#### Required task
The records that follow are to be repeated exactly, with the pictures removed.

:: Records to process

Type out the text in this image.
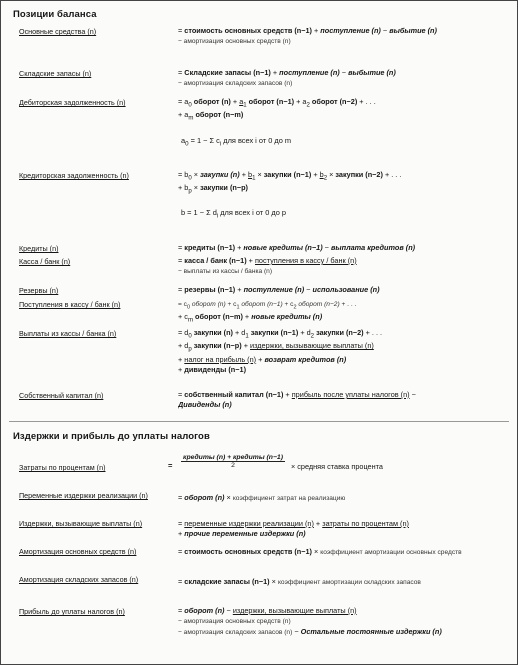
Позиции баланса
Основные средства (n)	= стоимость основных средств (n−1) + поступление (n) − выбытие (n)
− амортизация основных средств (n)
Складские запасы (n)	= Складские запасы (n−1) + поступление (n) − выбытие (n)
− амортизация складских запасов (n)
Дебиторская задолженность (n)	= $a_0$ оборот $(n) + a_1$ оборот $(n-1) + a_2$ оборот (n−2) + . . .
+ $a_m$ оборот (n−m)
$a_0 = 1 - \Sigma$ $c_i$ для всех i от 0 до m
Кредиторская задолженность (n)	= $b_0$ × закупки $(n) + b_1$ × закупки $(n-1) + b_2$ × закупки (n−2) + . . .
+ $b_p$ × закупки (n−p)
b = 1 − Σ $d_i$ для всех i от 0 до p
Кредиты (n)	= кредиты (n−1) + новые кредиты (n−1) − выплата кредитов (n)
Касса / банк (n)	= касса / банк (n−1) + поступления в кассу / банк (n)
− выплаты из кассы / банка (n)
Резервы (n)	= резервы (n−1) + поступление (n) − использование (n)
Поступления в кассу / банк (n)	= $c_0$ оборот $(n) + c_1$ оборот $(n-1) + c_2$ оборот (n−2) + . . .
+ $c_m$ оборот (n−m) + новые кредиты (n)
Выплаты из кассы / банка (n)	= $d_0$ закупки $(n) + d_1$ закупки $(n-1) + d_2$ закупки (n−2) + . . .
+ $d_p$ закупки (n−p) + издержки, вызывающие выплаты (n)
+ налог на прибыль (n) + возврат кредитов (n)
+ дивиденды (n−1)
Собственный капитал (n)	= собственный капитал (n−1) + прибыль после уплаты налогов (n) −
Дивиденды (n)
Издержки и прибыль до уплаты налогов
Затраты по процентам (n)	=
кредиты (n) + кредиты (n−1)
2	× средняя ставка процента
Переменные издержки реализации (n)	= оборот (n) × коэффициент затрат на реализацию
Издержки, вызывающие выплаты (n)	= переменные издержки реализации (n) + затраты по процентам (n)
+ прочие переменные издержки (n)
Амортизация основных средств (n)	= стоимость основных средств (n−1) × коэффициент амортизации основных средств
Амортизация складских запасов (n)	= складские запасы (n−1) × коэффициент амортизации складских запасов
Прибыль до уплаты налогов (n)	= оборот (n) − издержки, вызывающие выплаты (n)
− амортизация основных средств (n)
− амортизация складских запасов (n) − Остальные постоянные издержки (n)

::::

#### Exercise answer
Type out the text in this image.
Позиции баланса
Основные средства (n)	= стоимость основных средств (n−1) + поступление (n) − выбытие (n)
− амортизация основных средств (n)
Складские запасы (n)	= Складские запасы (n−1) + поступление (n) − выбытие (n)
− амортизация складских запасов (n)
Дебиторская задолженность (n)	= $a_0$ оборот $(n) + a_1$ оборот $(n-1) + a_2$ оборот (n−2) + . . .
+ $a_m$ оборот (n−m)
$a_0 = 1 - \Sigma$ $c_i$ для всех i от 0 до m
Кредиторская задолженность (n)	= $b_0$ × закупки $(n) + b_1$ × закупки $(n-1) + b_2$ × закупки (n−2) + . . .
+ $b_p$ × закупки (n−p)
b = 1 − Σ $d_i$ для всех i от 0 до p
Кредиты (n)	= кредиты (n−1) + новые кредиты (n−1) − выплата кредитов (n)
Касса / банк (n)	= касса / банк (n−1) + поступления в кассу / банк (n)
− выплаты из кассы / банка (n)
Резервы (n)	= резервы (n−1) + поступление (n) − использование (n)
Поступления в кассу / банк (n)	= $c_0$ оборот $(n) + c_1$ оборот $(n-1) + c_2$ оборот (n−2) + . . .
+ $c_m$ оборот (n−m) + новые кредиты (n)
Выплаты из кассы / банка (n)	= $d_0$ закупки $(n) + d_1$ закупки $(n-1) + d_2$ закупки (n−2) + . . .
+ $d_p$ закупки (n−p) + издержки, вызывающие выплаты (n)
+ налог на прибыль (n) + возврат кредитов (n)
+ дивиденды (n−1)
Собственный капитал (n)	= собственный капитал (n−1) + прибыль после уплаты налогов (n) −
Дивиденды (n)
Издержки и прибыль до уплаты налогов
Затраты по процентам (n)	=
кредиты (n) + кредиты (n−1)
2	× средняя ставка процента
Переменные издержки реализации (n)	= оборот (n) × коэффициент затрат на реализацию
Издержки, вызывающие выплаты (n)	= переменные издержки реализации (n) + затраты по процентам (n)
+ прочие переменные издержки (n)
Амортизация основных средств (n)	= стоимость основных средств (n−1) × коэффициент амортизации основных средств
Амортизация складских запасов (n)	= складские запасы (n−1) × коэффициент амортизации складских запасов
Прибыль до уплаты налогов (n)	= оборот (n) − издержки, вызывающие выплаты (n)
− амортизация основных средств (n)
− амортизация складских запасов (n) − Остальные постоянные издержки (n)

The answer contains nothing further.